▶ [Set task 1]:
In the passage on Christ freeing people from sin and death, what was the "sting" of death due to?
▶ [Set task 2]:
Write the next part of the passage on Christ freeing people from sin and death, picking up after its last sentence.

▶ [Supplied text]:
■ ■ ■

In overcoming sin and freeing us from its hold, Jesus Christ also frees us from the power of the devil, from death itself, and from the fear of death. He opens up for us the possibility of living in real freedom and security -- no longer having to fear death and no longer being driven in our life and actions by it. For the "sting" -- what really hurt -- of death was due to sin, and when sin is forgiven, the sting of death is removed and ultimately overcome in resurrection from the dead.
For the law of the spirit of life in Christ Jesus has freed you from the law of sin and death (Romans 8:2).
Now since the children share in blood and flesh, he [Jesus] likewise shared in them, that through death he might destroy the one who has the power of death, that is, the devil, and free those who through fear of death had been subject to slavery all their life (Hebrews 2:14-16).
If the Spirit of the one who raised Jesus from the dead dwells in you, the one who raised Christ from the dead will give life to your mortal bodies also, through his Spirit that dwells in you (Romans 8:11).

■ ■ ■

▶ [Supplied material]:
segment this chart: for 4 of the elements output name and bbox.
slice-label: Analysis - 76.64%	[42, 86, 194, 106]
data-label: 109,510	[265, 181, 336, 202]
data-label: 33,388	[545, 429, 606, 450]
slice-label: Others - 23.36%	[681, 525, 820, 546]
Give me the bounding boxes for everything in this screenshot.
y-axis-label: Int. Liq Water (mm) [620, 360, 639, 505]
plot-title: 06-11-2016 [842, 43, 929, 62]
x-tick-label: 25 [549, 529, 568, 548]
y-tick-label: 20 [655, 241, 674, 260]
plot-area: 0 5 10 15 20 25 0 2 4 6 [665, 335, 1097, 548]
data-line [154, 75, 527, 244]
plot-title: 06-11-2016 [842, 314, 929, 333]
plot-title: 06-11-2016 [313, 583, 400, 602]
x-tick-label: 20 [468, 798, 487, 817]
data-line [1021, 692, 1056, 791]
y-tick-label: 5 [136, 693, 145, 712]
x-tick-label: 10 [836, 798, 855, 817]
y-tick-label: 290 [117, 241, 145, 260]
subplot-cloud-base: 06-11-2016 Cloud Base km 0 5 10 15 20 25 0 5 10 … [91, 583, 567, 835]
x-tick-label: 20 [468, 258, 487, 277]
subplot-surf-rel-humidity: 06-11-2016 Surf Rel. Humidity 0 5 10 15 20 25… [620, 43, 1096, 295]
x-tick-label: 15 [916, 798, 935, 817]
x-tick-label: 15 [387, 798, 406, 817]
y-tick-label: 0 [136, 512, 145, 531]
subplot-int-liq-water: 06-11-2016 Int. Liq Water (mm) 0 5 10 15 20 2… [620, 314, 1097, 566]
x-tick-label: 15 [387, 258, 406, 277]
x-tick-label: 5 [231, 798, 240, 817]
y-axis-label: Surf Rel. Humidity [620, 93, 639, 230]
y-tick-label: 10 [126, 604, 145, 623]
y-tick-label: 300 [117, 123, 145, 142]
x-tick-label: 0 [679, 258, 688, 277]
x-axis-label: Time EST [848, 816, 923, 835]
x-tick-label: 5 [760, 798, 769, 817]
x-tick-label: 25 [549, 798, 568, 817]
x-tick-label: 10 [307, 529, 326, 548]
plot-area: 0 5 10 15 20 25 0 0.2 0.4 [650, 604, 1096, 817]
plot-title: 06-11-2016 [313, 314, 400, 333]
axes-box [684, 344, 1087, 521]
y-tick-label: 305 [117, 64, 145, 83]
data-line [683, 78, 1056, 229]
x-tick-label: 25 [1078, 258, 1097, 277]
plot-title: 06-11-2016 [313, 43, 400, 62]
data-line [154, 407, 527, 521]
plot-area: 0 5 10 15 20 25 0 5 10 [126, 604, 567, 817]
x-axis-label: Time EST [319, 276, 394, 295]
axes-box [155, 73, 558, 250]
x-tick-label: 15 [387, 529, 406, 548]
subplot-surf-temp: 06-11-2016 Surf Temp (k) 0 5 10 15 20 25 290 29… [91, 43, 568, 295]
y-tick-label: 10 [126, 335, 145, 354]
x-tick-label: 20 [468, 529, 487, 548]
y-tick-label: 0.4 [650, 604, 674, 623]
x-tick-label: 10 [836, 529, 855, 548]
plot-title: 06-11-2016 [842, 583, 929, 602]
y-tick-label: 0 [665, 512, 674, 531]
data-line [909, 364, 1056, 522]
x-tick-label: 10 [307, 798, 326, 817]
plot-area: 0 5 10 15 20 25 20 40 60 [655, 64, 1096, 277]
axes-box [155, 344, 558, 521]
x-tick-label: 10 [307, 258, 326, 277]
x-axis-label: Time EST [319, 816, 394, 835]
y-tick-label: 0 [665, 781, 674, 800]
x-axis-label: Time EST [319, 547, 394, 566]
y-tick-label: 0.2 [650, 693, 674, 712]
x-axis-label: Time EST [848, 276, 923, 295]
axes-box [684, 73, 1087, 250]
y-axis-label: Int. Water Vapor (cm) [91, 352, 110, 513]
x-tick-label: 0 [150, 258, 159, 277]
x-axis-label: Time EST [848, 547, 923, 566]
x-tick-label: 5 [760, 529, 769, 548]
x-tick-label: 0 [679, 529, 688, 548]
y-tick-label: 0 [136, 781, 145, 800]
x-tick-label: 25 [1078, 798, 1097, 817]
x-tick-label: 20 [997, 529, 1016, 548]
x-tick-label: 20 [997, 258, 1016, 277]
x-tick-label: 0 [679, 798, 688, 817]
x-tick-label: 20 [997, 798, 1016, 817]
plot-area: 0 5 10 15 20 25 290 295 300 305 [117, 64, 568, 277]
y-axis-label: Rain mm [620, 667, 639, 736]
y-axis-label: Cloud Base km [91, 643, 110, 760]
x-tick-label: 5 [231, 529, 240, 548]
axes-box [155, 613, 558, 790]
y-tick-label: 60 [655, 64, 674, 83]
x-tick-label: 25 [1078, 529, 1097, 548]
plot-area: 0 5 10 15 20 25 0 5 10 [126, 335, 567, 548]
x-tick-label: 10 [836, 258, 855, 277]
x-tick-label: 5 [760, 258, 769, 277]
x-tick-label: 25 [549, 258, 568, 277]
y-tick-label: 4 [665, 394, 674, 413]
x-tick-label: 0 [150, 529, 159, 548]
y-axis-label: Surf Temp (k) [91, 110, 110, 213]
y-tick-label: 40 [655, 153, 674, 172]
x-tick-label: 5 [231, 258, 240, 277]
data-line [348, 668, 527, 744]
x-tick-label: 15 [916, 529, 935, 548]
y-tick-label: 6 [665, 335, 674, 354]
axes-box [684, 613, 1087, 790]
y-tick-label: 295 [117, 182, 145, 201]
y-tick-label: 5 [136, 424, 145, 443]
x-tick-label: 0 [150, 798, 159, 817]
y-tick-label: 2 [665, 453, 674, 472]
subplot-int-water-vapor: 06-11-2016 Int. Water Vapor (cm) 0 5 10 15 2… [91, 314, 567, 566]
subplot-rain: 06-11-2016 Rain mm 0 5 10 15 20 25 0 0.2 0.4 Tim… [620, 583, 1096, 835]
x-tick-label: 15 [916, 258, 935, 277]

■ ■ ■

▶ [Task output 1]:
Sin.

▶ [Task output 2]:
Notice how personal it all is. It was Jesus' death that broke the power of the devil, the power of death, and freed us from living in fear of death as slaves to sin and Satan our whole lives long. It's our faith in Jesus and our union with him that free us and enable us to continue to live free, indeed, to grow in freedom, until it becomes the glorious freedom of the sons and daughters of God.
Unless we're alive at the second coming of Christ (wouldn't that be wonderful?), all of us still have to die. There's still a penalty to be paid for sin and we all must share in it. Yet the penalty is now no longer eternal separation from God under the rule of the devil in hell, an eternal death. Death, for a Christian, for one in union with Jesus, becomes a doorway to a more glorious resurrection to be experienced fully when Jesus Christ returns. Death for someone not in union with Jesus is something truly awful: a passageway to the eternal torment of hell.
"Amen, amen I say to you, the hour is coming and is now here when the dead will hear the voice of the Son of God, and those who hear will live. For just as the Father has life in himself, so also he gave to his Son the possession of life in himself. And he gave him power to exercise judgment, because he is the Son of Man. Do not be amazed at this, because the hour is coming in which all who are in their tombs shall hear his voice and will come out, those who have done good deeds to the resurrection of life, but those who have done wicked deeds to the resurrection of condemnation" (John 5:25-29).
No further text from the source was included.